-- start of ROWS --

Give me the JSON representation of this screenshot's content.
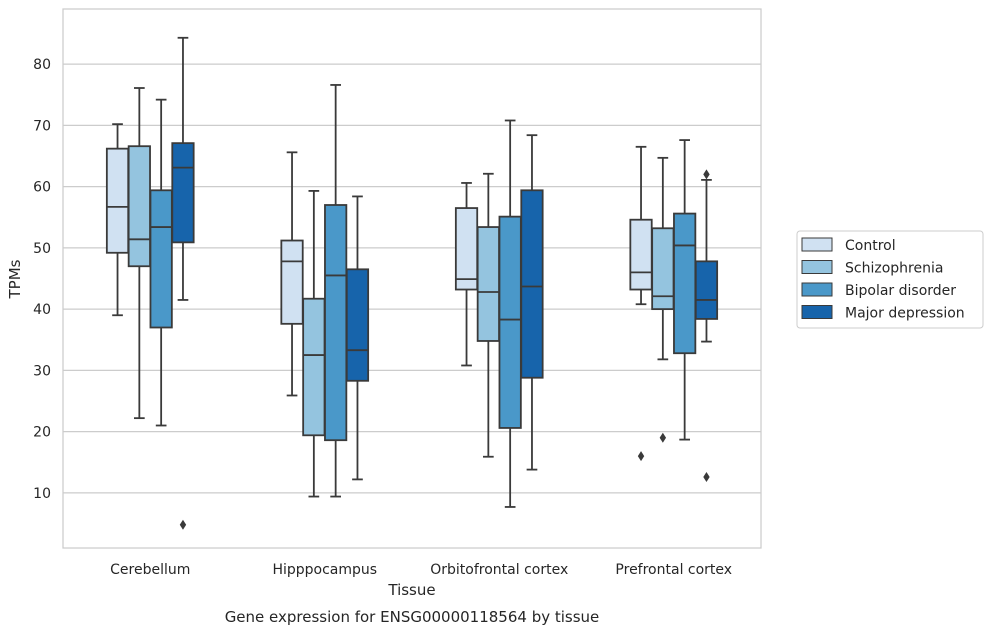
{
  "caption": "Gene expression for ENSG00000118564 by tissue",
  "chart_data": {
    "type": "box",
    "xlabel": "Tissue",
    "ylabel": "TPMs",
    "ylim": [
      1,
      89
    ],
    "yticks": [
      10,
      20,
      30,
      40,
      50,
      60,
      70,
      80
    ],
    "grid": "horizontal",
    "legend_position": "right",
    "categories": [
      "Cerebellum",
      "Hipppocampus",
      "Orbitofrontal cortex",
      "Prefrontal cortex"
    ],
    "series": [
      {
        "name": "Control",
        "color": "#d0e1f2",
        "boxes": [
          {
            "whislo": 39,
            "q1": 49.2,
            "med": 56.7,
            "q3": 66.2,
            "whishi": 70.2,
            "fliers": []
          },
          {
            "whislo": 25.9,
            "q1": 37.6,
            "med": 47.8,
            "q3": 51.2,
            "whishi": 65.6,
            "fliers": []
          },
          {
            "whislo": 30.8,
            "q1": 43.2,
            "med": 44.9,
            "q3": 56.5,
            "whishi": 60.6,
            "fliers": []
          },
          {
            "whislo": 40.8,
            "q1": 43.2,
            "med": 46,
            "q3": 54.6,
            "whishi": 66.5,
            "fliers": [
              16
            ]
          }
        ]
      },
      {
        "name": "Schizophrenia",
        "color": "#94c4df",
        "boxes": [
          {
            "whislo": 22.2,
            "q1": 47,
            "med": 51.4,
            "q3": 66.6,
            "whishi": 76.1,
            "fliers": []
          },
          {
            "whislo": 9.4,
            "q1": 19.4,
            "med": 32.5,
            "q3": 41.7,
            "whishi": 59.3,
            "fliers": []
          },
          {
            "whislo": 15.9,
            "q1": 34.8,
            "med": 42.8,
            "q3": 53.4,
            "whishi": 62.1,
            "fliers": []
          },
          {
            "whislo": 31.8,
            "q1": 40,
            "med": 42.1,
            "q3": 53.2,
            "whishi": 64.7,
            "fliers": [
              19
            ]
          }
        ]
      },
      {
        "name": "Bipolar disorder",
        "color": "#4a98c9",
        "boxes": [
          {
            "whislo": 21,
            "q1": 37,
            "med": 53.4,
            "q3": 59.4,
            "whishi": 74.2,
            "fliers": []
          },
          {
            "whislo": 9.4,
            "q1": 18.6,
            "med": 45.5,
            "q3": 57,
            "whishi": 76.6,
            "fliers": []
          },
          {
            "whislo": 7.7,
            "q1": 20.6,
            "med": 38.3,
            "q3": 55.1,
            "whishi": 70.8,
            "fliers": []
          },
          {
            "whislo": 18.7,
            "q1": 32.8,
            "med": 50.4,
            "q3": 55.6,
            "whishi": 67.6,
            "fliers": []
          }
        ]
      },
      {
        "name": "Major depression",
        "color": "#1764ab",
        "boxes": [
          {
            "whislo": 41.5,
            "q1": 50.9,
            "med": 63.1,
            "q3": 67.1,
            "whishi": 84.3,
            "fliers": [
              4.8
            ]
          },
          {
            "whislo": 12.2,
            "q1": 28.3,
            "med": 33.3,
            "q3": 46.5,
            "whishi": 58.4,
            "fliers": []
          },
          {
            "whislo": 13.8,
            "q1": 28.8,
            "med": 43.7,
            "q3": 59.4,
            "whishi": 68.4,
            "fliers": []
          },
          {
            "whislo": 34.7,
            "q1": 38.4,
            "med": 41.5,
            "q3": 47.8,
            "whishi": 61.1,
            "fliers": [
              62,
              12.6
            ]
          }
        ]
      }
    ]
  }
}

-- end of ROWS --
-- start of ROWS --

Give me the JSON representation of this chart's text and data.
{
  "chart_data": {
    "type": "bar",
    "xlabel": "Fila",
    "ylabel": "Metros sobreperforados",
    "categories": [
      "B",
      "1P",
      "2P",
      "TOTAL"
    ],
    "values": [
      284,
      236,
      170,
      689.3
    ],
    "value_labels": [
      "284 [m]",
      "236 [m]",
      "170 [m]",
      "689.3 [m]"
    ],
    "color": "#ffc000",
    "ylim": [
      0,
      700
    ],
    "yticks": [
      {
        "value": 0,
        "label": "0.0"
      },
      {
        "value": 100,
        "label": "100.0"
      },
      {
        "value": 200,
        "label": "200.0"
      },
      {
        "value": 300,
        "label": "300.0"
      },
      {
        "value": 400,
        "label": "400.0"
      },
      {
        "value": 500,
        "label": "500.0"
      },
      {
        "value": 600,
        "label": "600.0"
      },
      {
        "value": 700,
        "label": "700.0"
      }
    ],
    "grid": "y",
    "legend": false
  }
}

-- end of ROWS --

**TO BE DONE**
Check each line of the records above for the string "Give", and report every line that has it.

**RESPONSE TO THE EXERCISE**
Give me the JSON representation of this screenshot's content.
Give me the JSON representation of this chart's text and data.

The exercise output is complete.